▶ _WORK ITEM_:
Among the entries below, find the lines that hold the word "Không" and report them.

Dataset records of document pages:
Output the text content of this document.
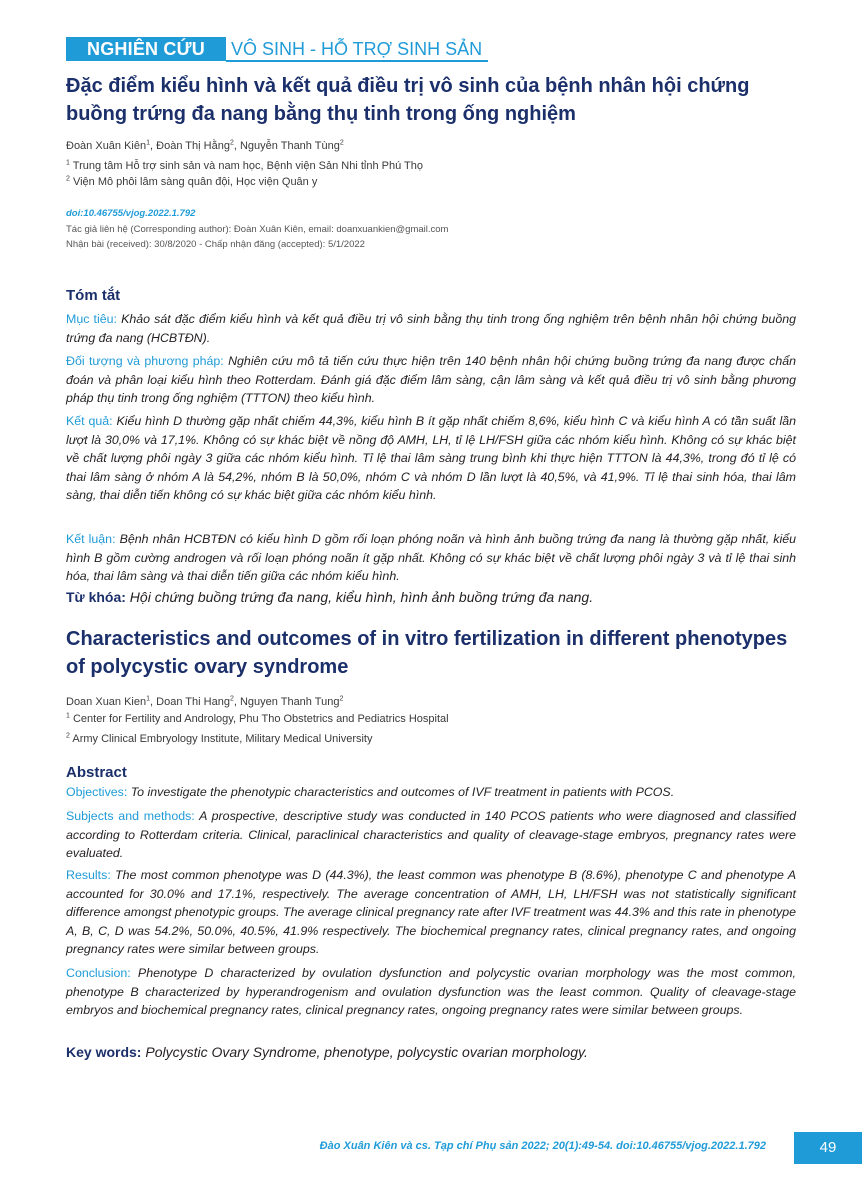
NGHIÊN CỨU	VÔ SINH - HỖ TRỢ SINH SẢN
Đặc điểm kiểu hình và kết quả điều trị vô sinh của bệnh nhân hội chứng buồng trứng đa nang bằng thụ tinh trong ống nghiệm
Đoàn Xuân Kiên$^1$, Đoàn Thị Hằng$^2$, Nguyễn Thanh Tùng$^2$
$^1$ Trung tâm Hỗ trợ sinh sản và nam học, Bệnh viện Sản Nhi tỉnh Phú Thọ
$^2$ Viện Mô phôi lâm sàng quân đội, Học viện Quân y
doi:10.46755/vjog.2022.1.792
Tác giả liên hệ (Corresponding author): Đoàn Xuân Kiên, email: doanxuankien@gmail.com
Nhận bài (received): 30/8/2020 - Chấp nhận đăng (accepted): 5/1/2022
Tóm tắt
Mục tiêu: Khảo sát đặc điểm kiểu hình và kết quả điều trị vô sinh bằng thụ tinh trong ống nghiệm trên bệnh nhân hội chứng buồng trứng đa nang (HCBTĐN).
Đối tượng và phương pháp: Nghiên cứu mô tả tiến cứu thực hiện trên 140 bệnh nhân hội chứng buồng trứng đa nang được chẩn đoán và phân loại kiểu hình theo Rotterdam. Đánh giá đặc điểm lâm sàng, cận lâm sàng và kết quả điều trị vô sinh bằng phương pháp thụ tinh trong ống nghiệm (TTTON) theo kiểu hình.
Kết quả: Kiểu hình D thường gặp nhất chiếm 44,3%, kiểu hình B ít gặp nhất chiếm 8,6%, kiểu hình C và kiểu hình A có tần suất lần lượt là 30,0% và 17,1%. Không có sự khác biệt về nồng độ AMH, LH, tỉ lệ LH/FSH giữa các nhóm kiểu hình. Không có sự khác biệt về chất lượng phôi ngày 3 giữa các nhóm kiểu hình. Tỉ lệ thai lâm sàng trung bình khi thực hiện TTTON là 44,3%, trong đó tỉ lệ có thai lâm sàng ở nhóm A là 54,2%, nhóm B là 50,0%, nhóm C và nhóm D lần lượt là 40,5%, và 41,9%. Tỉ lệ thai sinh hóa, thai lâm sàng, thai diễn tiến không có sự khác biệt giữa các nhóm kiểu hình.
Kết luận: Bệnh nhân HCBTĐN có kiểu hình D gồm rối loạn phóng noãn và hình ảnh buồng trứng đa nang là thường gặp nhất, kiểu hình B gồm cường androgen và rối loạn phóng noãn ít gặp nhất. Không có sự khác biệt về chất lượng phôi ngày 3 và tỉ lệ thai sinh hóa, thai lâm sàng và thai diễn tiến giữa các nhóm kiểu hình.
Từ khóa: Hội chứng buồng trứng đa nang, kiểu hình, hình ảnh buồng trứng đa nang.
Characteristics and outcomes of in vitro fertilization in different phenotypes of polycystic ovary syndrome
Doan Xuan Kien$^1$, Doan Thi Hang$^2$, Nguyen Thanh Tung$^2$
$^1$ Center for Fertility and Andrology, Phu Tho Obstetrics and Pediatrics Hospital
$^2$ Army Clinical Embryology Institute, Military Medical University
Abstract
Objectives: To investigate the phenotypic characteristics and outcomes of IVF treatment in patients with PCOS.
Subjects and methods: A prospective, descriptive study was conducted in 140 PCOS patients who were diagnosed and classified according to Rotterdam criteria. Clinical, paraclinical characteristics and quality of cleavage-stage embryos, pregnancy rates were evaluated.
Results: The most common phenotype was D (44.3%), the least common was phenotype B (8.6%), phenotype C and phenotype A accounted for 30.0% and 17.1%, respectively. The average concentration of AMH, LH, LH/FSH was not statistically significant difference amongst phenotypic groups. The average clinical pregnancy rate after IVF treatment was 44.3% and this rate in phenotype A, B, C, D was 54.2%, 50.0%, 40.5%, 41.9% respectively. The biochemical pregnancy rates, clinical pregnancy rates, and ongoing pregnancy rates were similar between groups.
Conclusion: Phenotype D characterized by ovulation dysfunction and polycystic ovarian morphology was the most common, phenotype B characterized by hyperandrogenism and ovulation dysfunction was the least common. Quality of cleavage-stage embryos and biochemical pregnancy rates, clinical pregnancy rates, ongoing pregnancy rates were similar between groups.
Key words: Polycystic Ovary Syndrome, phenotype, polycystic ovarian morphology.
Đào Xuân Kiên và cs. Tạp chí Phụ sản 2022; 20(1):49-54. doi:10.46755/vjog.2022.1.792	49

▶ _PROBLEM SOLUTION_:
Kết quả: Kiểu hình D thường gặp nhất chiếm 44,3%, kiểu hình B ít gặp nhất chiếm 8,6%, kiểu hình C và kiểu hình A có tần suất lần lượt là 30,0% và 17,1%. Không có sự khác biệt về nồng độ AMH, LH, tỉ lệ LH/FSH giữa các nhóm kiểu hình. Không có sự khác biệt về chất lượng phôi ngày 3 giữa các nhóm kiểu hình. Tỉ lệ thai lâm sàng trung bình khi thực hiện TTTON là 44,3%, trong đó tỉ lệ có thai lâm sàng ở nhóm A là 54,2%, nhóm B là 50,0%, nhóm C và nhóm D lần lượt là 40,5%, và 41,9%. Tỉ lệ thai sinh hóa, thai lâm sàng, thai diễn tiến không có sự khác biệt giữa các nhóm kiểu hình.
Kết luận: Bệnh nhân HCBTĐN có kiểu hình D gồm rối loạn phóng noãn và hình ảnh buồng trứng đa nang là thường gặp nhất, kiểu hình B gồm cường androgen và rối loạn phóng noãn ít gặp nhất. Không có sự khác biệt về chất lượng phôi ngày 3 và tỉ lệ thai sinh hóa, thai lâm sàng và thai diễn tiến giữa các nhóm kiểu hình.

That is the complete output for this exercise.